* [What to do]: In the listing below, identify each line with the word "name" and return those lines.

[Extracted records]
○ ○ ○ ○

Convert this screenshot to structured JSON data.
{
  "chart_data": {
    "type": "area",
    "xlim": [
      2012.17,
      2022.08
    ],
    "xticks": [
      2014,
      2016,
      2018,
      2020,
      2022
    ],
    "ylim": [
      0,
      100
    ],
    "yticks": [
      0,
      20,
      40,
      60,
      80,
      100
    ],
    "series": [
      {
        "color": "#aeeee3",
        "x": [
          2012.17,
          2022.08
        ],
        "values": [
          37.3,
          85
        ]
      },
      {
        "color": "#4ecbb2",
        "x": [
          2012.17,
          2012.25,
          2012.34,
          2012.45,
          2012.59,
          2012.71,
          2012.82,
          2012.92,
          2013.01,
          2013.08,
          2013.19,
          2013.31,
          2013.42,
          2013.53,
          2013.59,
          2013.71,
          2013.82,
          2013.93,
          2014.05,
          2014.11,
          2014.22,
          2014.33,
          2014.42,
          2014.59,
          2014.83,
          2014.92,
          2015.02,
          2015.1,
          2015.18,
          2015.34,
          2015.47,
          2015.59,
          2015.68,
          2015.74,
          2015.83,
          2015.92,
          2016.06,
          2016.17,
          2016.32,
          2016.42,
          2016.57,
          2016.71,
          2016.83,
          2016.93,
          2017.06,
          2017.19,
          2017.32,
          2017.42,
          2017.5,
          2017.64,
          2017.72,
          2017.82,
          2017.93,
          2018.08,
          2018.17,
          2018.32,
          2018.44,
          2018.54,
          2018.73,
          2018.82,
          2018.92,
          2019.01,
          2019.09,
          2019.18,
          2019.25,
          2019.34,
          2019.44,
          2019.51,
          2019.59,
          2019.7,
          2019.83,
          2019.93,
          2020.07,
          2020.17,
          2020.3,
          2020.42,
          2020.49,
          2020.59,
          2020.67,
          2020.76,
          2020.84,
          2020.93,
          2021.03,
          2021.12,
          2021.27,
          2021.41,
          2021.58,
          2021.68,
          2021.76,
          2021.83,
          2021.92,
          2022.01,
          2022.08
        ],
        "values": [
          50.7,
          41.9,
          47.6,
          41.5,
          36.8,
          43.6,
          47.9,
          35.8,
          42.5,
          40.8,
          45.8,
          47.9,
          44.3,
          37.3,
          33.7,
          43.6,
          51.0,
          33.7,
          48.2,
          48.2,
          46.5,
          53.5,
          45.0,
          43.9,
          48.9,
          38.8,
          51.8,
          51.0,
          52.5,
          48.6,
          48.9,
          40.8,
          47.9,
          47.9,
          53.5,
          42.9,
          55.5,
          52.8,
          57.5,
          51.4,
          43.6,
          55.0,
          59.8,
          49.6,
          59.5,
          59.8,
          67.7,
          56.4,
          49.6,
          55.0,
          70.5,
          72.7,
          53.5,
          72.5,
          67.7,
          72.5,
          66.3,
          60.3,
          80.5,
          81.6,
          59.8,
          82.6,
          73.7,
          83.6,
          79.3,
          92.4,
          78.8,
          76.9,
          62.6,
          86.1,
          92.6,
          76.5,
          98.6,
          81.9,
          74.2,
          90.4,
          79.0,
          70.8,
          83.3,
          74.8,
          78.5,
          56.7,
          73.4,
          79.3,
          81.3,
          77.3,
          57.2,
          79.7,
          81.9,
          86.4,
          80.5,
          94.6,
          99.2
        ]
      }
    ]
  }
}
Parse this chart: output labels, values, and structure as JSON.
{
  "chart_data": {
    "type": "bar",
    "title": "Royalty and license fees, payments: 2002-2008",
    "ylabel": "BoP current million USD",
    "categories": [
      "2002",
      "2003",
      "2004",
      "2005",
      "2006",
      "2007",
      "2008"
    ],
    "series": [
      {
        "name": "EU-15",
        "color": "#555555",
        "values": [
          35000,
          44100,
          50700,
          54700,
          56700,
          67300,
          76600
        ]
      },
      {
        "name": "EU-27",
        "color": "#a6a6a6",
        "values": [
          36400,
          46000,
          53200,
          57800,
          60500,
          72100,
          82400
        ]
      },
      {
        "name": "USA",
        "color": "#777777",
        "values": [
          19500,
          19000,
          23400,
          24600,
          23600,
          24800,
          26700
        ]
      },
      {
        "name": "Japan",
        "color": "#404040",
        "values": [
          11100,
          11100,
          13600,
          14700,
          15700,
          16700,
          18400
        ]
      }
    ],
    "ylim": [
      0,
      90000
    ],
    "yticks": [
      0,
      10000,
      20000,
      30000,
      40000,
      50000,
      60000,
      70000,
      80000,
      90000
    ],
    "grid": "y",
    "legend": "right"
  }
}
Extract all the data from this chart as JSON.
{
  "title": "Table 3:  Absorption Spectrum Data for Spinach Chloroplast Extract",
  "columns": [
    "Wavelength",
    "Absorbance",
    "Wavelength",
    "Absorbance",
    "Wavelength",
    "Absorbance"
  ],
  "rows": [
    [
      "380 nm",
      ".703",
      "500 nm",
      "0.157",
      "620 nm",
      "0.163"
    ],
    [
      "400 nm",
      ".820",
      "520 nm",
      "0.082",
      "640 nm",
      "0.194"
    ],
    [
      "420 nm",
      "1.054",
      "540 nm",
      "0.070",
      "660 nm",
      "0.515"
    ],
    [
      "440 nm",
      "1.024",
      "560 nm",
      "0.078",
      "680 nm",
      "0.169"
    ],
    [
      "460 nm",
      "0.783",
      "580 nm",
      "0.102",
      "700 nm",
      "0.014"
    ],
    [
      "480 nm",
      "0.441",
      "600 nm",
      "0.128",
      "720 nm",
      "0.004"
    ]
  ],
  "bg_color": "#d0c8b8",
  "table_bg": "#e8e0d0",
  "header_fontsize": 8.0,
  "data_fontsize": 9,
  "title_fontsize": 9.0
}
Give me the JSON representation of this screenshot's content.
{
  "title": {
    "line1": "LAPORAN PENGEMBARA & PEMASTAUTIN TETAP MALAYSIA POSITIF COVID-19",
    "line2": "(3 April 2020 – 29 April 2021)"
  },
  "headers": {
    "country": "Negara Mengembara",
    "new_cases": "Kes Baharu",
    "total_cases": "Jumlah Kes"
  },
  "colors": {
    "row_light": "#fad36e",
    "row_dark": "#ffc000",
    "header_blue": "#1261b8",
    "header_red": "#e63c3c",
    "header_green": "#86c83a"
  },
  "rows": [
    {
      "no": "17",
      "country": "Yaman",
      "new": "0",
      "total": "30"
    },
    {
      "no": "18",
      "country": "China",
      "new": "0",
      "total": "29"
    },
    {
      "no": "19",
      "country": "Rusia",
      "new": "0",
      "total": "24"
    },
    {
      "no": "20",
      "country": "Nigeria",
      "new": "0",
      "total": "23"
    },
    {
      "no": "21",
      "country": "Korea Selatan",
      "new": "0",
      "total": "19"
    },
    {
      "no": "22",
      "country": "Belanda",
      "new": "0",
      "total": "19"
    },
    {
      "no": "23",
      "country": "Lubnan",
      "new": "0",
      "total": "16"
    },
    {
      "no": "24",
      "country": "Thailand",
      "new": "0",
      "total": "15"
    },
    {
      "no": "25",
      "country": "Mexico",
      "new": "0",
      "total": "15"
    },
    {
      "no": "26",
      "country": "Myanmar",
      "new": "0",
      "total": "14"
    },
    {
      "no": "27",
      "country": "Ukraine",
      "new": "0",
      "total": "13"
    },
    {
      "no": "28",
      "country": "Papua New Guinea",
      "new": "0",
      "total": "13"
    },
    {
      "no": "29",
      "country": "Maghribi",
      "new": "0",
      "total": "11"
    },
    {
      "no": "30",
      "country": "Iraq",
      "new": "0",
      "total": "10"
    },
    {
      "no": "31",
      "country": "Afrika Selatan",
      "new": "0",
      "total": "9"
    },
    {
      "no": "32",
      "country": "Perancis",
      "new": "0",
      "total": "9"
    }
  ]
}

○ ○ ○ ○

* [Response to this task]:
        "name": "EU-15",
        "name": "EU-27",
        "name": "USA",
        "name": "Japan",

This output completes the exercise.